---------- Material to process

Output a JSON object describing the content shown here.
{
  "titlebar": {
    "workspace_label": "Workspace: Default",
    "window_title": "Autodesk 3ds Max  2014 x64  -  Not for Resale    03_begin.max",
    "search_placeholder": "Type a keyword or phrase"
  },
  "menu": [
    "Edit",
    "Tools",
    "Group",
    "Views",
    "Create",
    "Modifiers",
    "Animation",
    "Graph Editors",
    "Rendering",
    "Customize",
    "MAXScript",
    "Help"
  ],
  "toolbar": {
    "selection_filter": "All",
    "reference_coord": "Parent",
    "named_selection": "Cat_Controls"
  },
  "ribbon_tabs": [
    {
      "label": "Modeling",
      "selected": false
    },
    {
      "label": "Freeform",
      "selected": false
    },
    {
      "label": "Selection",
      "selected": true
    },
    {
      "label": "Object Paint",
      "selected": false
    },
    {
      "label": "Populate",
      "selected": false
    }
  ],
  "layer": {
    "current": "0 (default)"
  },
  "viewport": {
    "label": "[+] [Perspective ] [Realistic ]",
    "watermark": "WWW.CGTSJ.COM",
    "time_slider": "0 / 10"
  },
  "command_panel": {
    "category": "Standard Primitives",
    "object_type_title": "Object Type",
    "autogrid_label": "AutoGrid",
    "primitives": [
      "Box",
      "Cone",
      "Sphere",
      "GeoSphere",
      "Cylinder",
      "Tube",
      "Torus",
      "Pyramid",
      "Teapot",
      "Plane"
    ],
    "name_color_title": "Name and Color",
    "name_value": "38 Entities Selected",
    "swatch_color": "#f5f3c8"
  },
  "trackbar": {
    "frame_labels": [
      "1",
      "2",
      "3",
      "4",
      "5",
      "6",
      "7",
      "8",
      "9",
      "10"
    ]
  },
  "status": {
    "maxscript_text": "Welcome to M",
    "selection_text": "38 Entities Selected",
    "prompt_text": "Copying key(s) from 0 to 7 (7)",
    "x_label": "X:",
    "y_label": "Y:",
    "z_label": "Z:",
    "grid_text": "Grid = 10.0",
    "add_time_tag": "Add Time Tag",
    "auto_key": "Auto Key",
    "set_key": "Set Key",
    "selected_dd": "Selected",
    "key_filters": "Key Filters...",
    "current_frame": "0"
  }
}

--------------------

Task instructions:
Exactly reproduce every line of the data above.

Problem solution:
Output a JSON object describing the content shown here.
{
  "titlebar": {
    "workspace_label": "Workspace: Default",
    "window_title": "Autodesk 3ds Max  2014 x64  -  Not for Resale    03_begin.max",
    "search_placeholder": "Type a keyword or phrase"
  },
  "menu": [
    "Edit",
    "Tools",
    "Group",
    "Views",
    "Create",
    "Modifiers",
    "Animation",
    "Graph Editors",
    "Rendering",
    "Customize",
    "MAXScript",
    "Help"
  ],
  "toolbar": {
    "selection_filter": "All",
    "reference_coord": "Parent",
    "named_selection": "Cat_Controls"
  },
  "ribbon_tabs": [
    {
      "label": "Modeling",
      "selected": false
    },
    {
      "label": "Freeform",
      "selected": false
    },
    {
      "label": "Selection",
      "selected": true
    },
    {
      "label": "Object Paint",
      "selected": false
    },
    {
      "label": "Populate",
      "selected": false
    }
  ],
  "layer": {
    "current": "0 (default)"
  },
  "viewport": {
    "label": "[+] [Perspective ] [Realistic ]",
    "watermark": "WWW.CGTSJ.COM",
    "time_slider": "0 / 10"
  },
  "command_panel": {
    "category": "Standard Primitives",
    "object_type_title": "Object Type",
    "autogrid_label": "AutoGrid",
    "primitives": [
      "Box",
      "Cone",
      "Sphere",
      "GeoSphere",
      "Cylinder",
      "Tube",
      "Torus",
      "Pyramid",
      "Teapot",
      "Plane"
    ],
    "name_color_title": "Name and Color",
    "name_value": "38 Entities Selected",
    "swatch_color": "#f5f3c8"
  },
  "trackbar": {
    "frame_labels": [
      "1",
      "2",
      "3",
      "4",
      "5",
      "6",
      "7",
      "8",
      "9",
      "10"
    ]
  },
  "status": {
    "maxscript_text": "Welcome to M",
    "selection_text": "38 Entities Selected",
    "prompt_text": "Copying key(s) from 0 to 7 (7)",
    "x_label": "X:",
    "y_label": "Y:",
    "z_label": "Z:",
    "grid_text": "Grid = 10.0",
    "add_time_tag": "Add Time Tag",
    "auto_key": "Auto Key",
    "set_key": "Set Key",
    "selected_dd": "Selected",
    "key_filters": "Key Filters...",
    "current_frame": "0"
  }
}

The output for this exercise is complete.